» Task instructions
Copy out every entry below, swapping "bounding boxes" for "pixel coordinates" and leaving all other text unchanged.

(Records from a collection)
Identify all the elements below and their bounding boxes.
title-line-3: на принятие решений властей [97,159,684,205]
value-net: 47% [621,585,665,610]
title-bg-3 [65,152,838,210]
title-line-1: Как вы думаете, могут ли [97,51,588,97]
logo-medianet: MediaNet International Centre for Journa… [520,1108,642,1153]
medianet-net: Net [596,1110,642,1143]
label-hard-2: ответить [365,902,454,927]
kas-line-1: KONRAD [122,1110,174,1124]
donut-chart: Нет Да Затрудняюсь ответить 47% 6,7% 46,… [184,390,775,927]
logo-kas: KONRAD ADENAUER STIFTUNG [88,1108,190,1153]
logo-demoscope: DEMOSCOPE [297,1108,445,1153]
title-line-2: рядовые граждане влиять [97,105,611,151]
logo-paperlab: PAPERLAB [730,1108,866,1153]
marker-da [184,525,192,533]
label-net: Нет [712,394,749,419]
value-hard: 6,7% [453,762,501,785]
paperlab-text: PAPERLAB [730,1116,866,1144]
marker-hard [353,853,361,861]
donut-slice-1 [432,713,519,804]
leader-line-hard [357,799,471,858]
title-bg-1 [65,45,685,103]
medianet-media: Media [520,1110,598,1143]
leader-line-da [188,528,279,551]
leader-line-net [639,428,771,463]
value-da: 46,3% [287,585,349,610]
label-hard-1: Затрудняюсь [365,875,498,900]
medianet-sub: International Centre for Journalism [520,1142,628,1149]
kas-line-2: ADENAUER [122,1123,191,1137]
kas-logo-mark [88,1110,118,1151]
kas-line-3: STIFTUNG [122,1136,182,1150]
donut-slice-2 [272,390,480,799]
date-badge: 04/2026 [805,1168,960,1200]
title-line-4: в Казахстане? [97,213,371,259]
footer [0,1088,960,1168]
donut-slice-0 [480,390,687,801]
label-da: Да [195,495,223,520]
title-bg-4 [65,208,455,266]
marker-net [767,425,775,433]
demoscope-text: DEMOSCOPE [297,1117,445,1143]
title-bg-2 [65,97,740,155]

» Exercise response
Identify all the elements below and their pixel coordinates.
title-line-3: на принятие решений властей [97,159,684,205]
value-net: 47% [621,585,665,610]
title-bg-3 [65,152,838,210]
title-line-1: Как вы думаете, могут ли [97,51,588,97]
logo-medianet: MediaNet International Centre for Journa… [520,1108,642,1153]
medianet-net: Net [596,1110,642,1143]
label-hard-2: ответить [365,902,454,927]
kas-line-1: KONRAD [122,1110,174,1124]
donut-chart: Нет Да Затрудняюсь ответить 47% 6,7% 46,… [184,390,775,927]
logo-kas: KONRAD ADENAUER STIFTUNG [88,1108,190,1153]
logo-demoscope: DEMOSCOPE [297,1108,445,1153]
title-line-2: рядовые граждане влиять [97,105,611,151]
logo-paperlab: PAPERLAB [730,1108,866,1153]
marker-da [184,525,192,533]
label-net: Нет [712,394,749,419]
value-hard: 6,7% [453,762,501,785]
paperlab-text: PAPERLAB [730,1116,866,1144]
marker-hard [353,853,361,861]
donut-slice-1 [432,713,519,804]
leader-line-hard [357,799,471,858]
title-bg-1 [65,45,685,103]
medianet-media: Media [520,1110,598,1143]
leader-line-da [188,528,279,551]
leader-line-net [639,428,771,463]
value-da: 46,3% [287,585,349,610]
label-hard-1: Затрудняюсь [365,875,498,900]
medianet-sub: International Centre for Journalism [520,1142,628,1149]
kas-line-2: ADENAUER [122,1123,191,1137]
kas-logo-mark [88,1110,118,1151]
kas-line-3: STIFTUNG [122,1136,182,1150]
donut-slice-2 [272,390,480,799]
date-badge: 04/2026 [805,1168,960,1200]
title-line-4: в Казахстане? [97,213,371,259]
footer [0,1088,960,1168]
donut-slice-0 [480,390,687,801]
label-da: Да [195,495,223,520]
title-bg-4 [65,208,455,266]
marker-net [767,425,775,433]
demoscope-text: DEMOSCOPE [297,1117,445,1143]
title-bg-2 [65,97,740,155]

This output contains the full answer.